(Spatial annotation records)
####################

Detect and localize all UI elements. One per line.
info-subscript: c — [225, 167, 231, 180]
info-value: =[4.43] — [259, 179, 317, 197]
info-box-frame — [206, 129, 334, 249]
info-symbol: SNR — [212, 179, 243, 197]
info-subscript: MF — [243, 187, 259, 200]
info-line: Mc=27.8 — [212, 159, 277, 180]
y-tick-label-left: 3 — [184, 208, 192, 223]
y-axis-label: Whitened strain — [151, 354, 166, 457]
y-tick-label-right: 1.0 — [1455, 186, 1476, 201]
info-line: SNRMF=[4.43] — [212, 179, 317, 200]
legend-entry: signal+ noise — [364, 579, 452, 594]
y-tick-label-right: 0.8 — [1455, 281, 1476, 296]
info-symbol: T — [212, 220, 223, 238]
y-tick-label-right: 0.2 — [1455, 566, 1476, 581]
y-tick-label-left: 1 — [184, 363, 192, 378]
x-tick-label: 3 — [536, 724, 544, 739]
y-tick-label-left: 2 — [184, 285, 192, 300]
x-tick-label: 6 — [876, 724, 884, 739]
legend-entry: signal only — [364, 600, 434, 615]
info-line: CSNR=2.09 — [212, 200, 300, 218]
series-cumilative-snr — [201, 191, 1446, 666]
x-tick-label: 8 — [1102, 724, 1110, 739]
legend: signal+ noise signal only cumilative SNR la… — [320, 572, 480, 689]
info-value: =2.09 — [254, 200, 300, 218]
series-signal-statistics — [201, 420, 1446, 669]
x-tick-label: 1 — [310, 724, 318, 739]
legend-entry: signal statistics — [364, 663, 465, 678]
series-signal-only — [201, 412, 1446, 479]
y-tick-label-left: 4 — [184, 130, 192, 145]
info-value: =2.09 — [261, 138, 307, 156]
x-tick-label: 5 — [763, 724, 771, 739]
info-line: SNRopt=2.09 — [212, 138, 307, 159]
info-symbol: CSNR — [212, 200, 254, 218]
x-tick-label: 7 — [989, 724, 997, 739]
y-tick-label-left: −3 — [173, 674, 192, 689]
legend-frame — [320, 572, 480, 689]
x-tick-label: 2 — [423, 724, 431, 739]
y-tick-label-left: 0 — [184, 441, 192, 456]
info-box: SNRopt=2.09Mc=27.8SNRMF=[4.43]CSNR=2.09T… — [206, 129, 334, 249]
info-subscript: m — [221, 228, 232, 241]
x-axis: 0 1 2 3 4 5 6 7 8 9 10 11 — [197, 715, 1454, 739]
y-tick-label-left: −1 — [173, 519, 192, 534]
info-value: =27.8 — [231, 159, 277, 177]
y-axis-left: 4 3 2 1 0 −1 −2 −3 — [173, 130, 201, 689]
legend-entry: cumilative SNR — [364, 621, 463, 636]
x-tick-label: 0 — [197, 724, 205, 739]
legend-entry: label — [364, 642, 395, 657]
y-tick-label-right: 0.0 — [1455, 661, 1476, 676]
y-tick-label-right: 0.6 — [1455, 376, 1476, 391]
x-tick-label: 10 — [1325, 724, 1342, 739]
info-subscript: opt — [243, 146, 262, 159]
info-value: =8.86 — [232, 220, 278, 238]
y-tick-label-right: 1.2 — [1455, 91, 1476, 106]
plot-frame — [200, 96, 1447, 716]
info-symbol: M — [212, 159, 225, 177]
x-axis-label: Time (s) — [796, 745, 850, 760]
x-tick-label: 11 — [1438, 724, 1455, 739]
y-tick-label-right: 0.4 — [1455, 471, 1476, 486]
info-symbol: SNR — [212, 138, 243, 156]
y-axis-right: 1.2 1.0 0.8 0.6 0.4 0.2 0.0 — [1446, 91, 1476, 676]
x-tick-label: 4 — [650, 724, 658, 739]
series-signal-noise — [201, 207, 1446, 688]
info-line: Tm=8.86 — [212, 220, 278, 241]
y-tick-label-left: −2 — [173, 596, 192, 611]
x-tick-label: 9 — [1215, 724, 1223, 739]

####################

Update the records above so that every "legend-entry" becomes "legend-item", leaving all other text untouched.

Detect and localize all UI elements. One per line.
info-subscript: c — [225, 167, 231, 180]
info-value: =[4.43] — [259, 179, 317, 197]
info-box-frame — [206, 129, 334, 249]
info-symbol: SNR — [212, 179, 243, 197]
info-subscript: MF — [243, 187, 259, 200]
info-line: Mc=27.8 — [212, 159, 277, 180]
y-tick-label-left: 3 — [184, 208, 192, 223]
y-axis-label: Whitened strain — [151, 354, 166, 457]
y-tick-label-right: 1.0 — [1455, 186, 1476, 201]
info-line: SNRMF=[4.43] — [212, 179, 317, 200]
legend-item: signal+ noise — [364, 579, 452, 594]
y-tick-label-right: 0.8 — [1455, 281, 1476, 296]
info-symbol: T — [212, 220, 223, 238]
y-tick-label-right: 0.2 — [1455, 566, 1476, 581]
y-tick-label-left: 1 — [184, 363, 192, 378]
x-tick-label: 3 — [536, 724, 544, 739]
y-tick-label-left: 2 — [184, 285, 192, 300]
x-tick-label: 6 — [876, 724, 884, 739]
legend-item: signal only — [364, 600, 434, 615]
info-line: CSNR=2.09 — [212, 200, 300, 218]
series-cumilative-snr — [201, 191, 1446, 666]
x-tick-label: 8 — [1102, 724, 1110, 739]
legend: signal+ noise signal only cumilative SNR la… — [320, 572, 480, 689]
info-value: =2.09 — [254, 200, 300, 218]
series-signal-statistics — [201, 420, 1446, 669]
x-tick-label: 1 — [310, 724, 318, 739]
legend-item: signal statistics — [364, 663, 465, 678]
series-signal-only — [201, 412, 1446, 479]
y-tick-label-left: 4 — [184, 130, 192, 145]
info-value: =2.09 — [261, 138, 307, 156]
x-tick-label: 5 — [763, 724, 771, 739]
info-line: SNRopt=2.09 — [212, 138, 307, 159]
info-symbol: CSNR — [212, 200, 254, 218]
x-tick-label: 7 — [989, 724, 997, 739]
y-tick-label-left: −3 — [173, 674, 192, 689]
legend-frame — [320, 572, 480, 689]
x-tick-label: 2 — [423, 724, 431, 739]
y-tick-label-left: 0 — [184, 441, 192, 456]
info-box: SNRopt=2.09Mc=27.8SNRMF=[4.43]CSNR=2.09T… — [206, 129, 334, 249]
info-subscript: m — [221, 228, 232, 241]
x-axis: 0 1 2 3 4 5 6 7 8 9 10 11 — [197, 715, 1454, 739]
y-tick-label-left: −1 — [173, 519, 192, 534]
info-value: =27.8 — [231, 159, 277, 177]
y-axis-left: 4 3 2 1 0 −1 −2 −3 — [173, 130, 201, 689]
legend-item: cumilative SNR — [364, 621, 463, 636]
x-tick-label: 0 — [197, 724, 205, 739]
legend-item: label — [364, 642, 395, 657]
y-tick-label-right: 0.0 — [1455, 661, 1476, 676]
y-tick-label-right: 0.6 — [1455, 376, 1476, 391]
x-tick-label: 10 — [1325, 724, 1342, 739]
info-subscript: opt — [243, 146, 262, 159]
info-value: =8.86 — [232, 220, 278, 238]
y-tick-label-right: 1.2 — [1455, 91, 1476, 106]
plot-frame — [200, 96, 1447, 716]
info-symbol: M — [212, 159, 225, 177]
x-axis-label: Time (s) — [796, 745, 850, 760]
x-tick-label: 11 — [1438, 724, 1455, 739]
y-tick-label-right: 0.4 — [1455, 471, 1476, 486]
info-symbol: SNR — [212, 138, 243, 156]
y-axis-right: 1.2 1.0 0.8 0.6 0.4 0.2 0.0 — [1446, 91, 1476, 676]
x-tick-label: 4 — [650, 724, 658, 739]
series-signal-noise — [201, 207, 1446, 688]
info-line: Tm=8.86 — [212, 220, 278, 241]
y-tick-label-left: −2 — [173, 596, 192, 611]
x-tick-label: 9 — [1215, 724, 1223, 739]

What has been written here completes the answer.